(Dataset entries on figures)
-- -- --
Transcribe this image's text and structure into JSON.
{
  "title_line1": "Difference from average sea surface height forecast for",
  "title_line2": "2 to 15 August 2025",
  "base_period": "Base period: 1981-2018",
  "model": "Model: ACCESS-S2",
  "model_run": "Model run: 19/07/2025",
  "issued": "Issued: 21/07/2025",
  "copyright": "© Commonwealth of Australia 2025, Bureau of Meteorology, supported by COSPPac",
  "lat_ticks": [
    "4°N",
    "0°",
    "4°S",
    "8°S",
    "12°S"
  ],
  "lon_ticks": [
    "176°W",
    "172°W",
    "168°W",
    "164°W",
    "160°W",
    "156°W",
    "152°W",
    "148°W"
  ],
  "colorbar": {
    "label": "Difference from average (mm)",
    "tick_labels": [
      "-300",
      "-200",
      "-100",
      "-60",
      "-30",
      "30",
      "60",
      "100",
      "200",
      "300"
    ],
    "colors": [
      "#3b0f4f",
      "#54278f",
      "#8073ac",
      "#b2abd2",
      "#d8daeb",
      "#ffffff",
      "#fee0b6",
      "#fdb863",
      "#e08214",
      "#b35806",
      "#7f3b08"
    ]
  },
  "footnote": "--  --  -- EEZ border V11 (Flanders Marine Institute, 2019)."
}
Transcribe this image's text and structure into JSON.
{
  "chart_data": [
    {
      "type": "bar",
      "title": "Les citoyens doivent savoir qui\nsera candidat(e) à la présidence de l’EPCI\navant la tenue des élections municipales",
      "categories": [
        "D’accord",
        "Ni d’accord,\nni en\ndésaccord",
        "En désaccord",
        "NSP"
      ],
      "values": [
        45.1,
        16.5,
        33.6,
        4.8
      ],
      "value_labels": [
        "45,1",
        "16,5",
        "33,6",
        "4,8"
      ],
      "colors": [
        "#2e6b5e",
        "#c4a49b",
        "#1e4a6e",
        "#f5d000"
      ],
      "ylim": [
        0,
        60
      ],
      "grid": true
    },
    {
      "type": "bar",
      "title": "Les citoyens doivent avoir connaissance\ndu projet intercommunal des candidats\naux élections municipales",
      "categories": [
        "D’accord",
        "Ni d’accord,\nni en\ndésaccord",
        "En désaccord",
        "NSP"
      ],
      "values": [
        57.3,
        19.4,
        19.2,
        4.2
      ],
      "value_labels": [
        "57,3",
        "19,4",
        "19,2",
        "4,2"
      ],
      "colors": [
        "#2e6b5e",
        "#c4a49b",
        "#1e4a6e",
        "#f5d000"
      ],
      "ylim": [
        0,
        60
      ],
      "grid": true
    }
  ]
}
-- -- --
-- What needs to be done --
Show the lines from the data above that contain the string "average".

-- Correct answer --
  "title_line1": "Difference from average sea surface height forecast for",
    "label": "Difference from average (mm)",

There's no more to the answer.